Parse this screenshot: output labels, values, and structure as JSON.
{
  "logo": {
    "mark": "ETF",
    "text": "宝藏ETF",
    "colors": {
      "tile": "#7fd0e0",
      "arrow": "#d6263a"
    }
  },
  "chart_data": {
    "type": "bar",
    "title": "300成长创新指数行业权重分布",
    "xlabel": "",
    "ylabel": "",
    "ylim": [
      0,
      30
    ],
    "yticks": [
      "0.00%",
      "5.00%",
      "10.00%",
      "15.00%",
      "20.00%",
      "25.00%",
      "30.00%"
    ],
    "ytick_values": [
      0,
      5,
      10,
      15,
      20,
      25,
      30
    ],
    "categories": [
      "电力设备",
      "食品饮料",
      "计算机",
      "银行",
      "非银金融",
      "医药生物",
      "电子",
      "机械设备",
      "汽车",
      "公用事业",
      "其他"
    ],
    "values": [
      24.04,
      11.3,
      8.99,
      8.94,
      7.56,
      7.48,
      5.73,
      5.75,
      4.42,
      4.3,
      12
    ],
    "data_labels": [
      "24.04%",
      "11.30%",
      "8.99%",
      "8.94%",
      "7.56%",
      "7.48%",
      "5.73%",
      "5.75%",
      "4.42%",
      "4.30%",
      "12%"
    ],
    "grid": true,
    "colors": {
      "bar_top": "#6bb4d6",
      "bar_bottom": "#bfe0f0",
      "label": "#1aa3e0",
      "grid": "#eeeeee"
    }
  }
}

__Task description__
Give the material above again, word for word.

__Result for this exercise__
Parse this screenshot: output labels, values, and structure as JSON.
{
  "logo": {
    "mark": "ETF",
    "text": "宝藏ETF",
    "colors": {
      "tile": "#7fd0e0",
      "arrow": "#d6263a"
    }
  },
  "chart_data": {
    "type": "bar",
    "title": "300成长创新指数行业权重分布",
    "xlabel": "",
    "ylabel": "",
    "ylim": [
      0,
      30
    ],
    "yticks": [
      "0.00%",
      "5.00%",
      "10.00%",
      "15.00%",
      "20.00%",
      "25.00%",
      "30.00%"
    ],
    "ytick_values": [
      0,
      5,
      10,
      15,
      20,
      25,
      30
    ],
    "categories": [
      "电力设备",
      "食品饮料",
      "计算机",
      "银行",
      "非银金融",
      "医药生物",
      "电子",
      "机械设备",
      "汽车",
      "公用事业",
      "其他"
    ],
    "values": [
      24.04,
      11.3,
      8.99,
      8.94,
      7.56,
      7.48,
      5.73,
      5.75,
      4.42,
      4.3,
      12
    ],
    "data_labels": [
      "24.04%",
      "11.30%",
      "8.99%",
      "8.94%",
      "7.56%",
      "7.48%",
      "5.73%",
      "5.75%",
      "4.42%",
      "4.30%",
      "12%"
    ],
    "grid": true,
    "colors": {
      "bar_top": "#6bb4d6",
      "bar_bottom": "#bfe0f0",
      "label": "#1aa3e0",
      "grid": "#eeeeee"
    }
  }
}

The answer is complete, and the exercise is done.